Task description: A line counts if it contains the word "name" at least once. State how many such lines the records contain, giving the number alone.

Task input:

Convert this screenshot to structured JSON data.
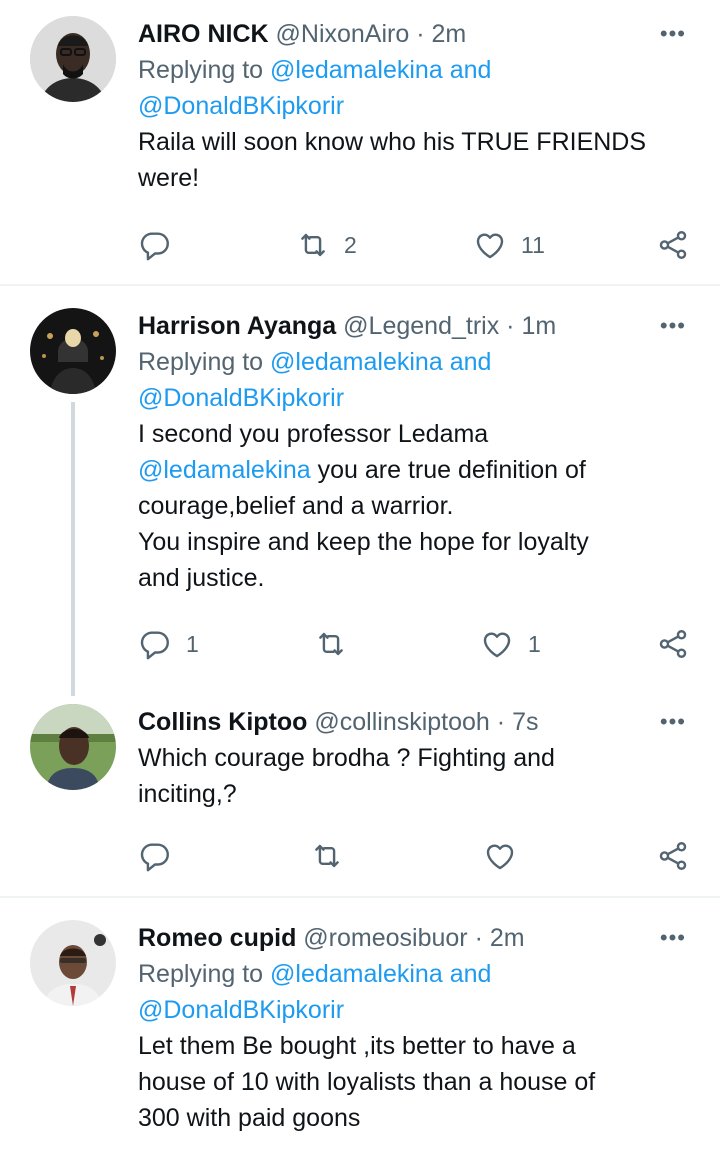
{
  "tweets": [
    {
      "name": "AIRO NICK",
      "handle": "@NixonAiro",
      "dot": "·",
      "time": "2m",
      "replying_prefix": "Replying to",
      "replying_1": "@ledamalekina",
      "replying_and": "and",
      "replying_2": "@DonaldBKipkorir",
      "text_lines": [
        "Raila will soon know who his TRUE FRIENDS",
        "were!"
      ],
      "retweets": "2",
      "likes": "11"
    },
    {
      "name": "Harrison Ayanga",
      "handle": "@Legend_trix",
      "dot": "·",
      "time": "1m",
      "replying_prefix": "Replying to",
      "replying_1": "@ledamalekina",
      "replying_and": "and",
      "replying_2": "@DonaldBKipkorir",
      "line1": "I second you professor Ledama",
      "mention": "@ledamalekina",
      "line2_rest": " you are true definition of",
      "line3": "courage,belief and a warrior.",
      "line4": "You inspire and keep the hope for loyalty",
      "line5": "and justice.",
      "replies": "1",
      "likes": "1"
    },
    {
      "name": "Collins Kiptoo",
      "handle": "@collinskiptooh",
      "dot": "·",
      "time": "7s",
      "text_lines": [
        "Which courage brodha ? Fighting and",
        "inciting,?"
      ]
    },
    {
      "name": "Romeo cupid",
      "handle": "@romeosibuor",
      "dot": "·",
      "time": "2m",
      "replying_prefix": "Replying to",
      "replying_1": "@ledamalekina",
      "replying_and": "and",
      "replying_2": "@DonaldBKipkorir",
      "text_lines": [
        "Let them Be bought ,its better to have a",
        "house of 10 with loyalists than a house of",
        "300 with paid goons"
      ]
    }
  ],
  "more_glyph": "•••",
  "colors": {
    "mention": "#1d9bf0",
    "secondary": "#536471",
    "divider": "#eff3f4",
    "thread": "#cfd9de"
  }
}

Task output: 4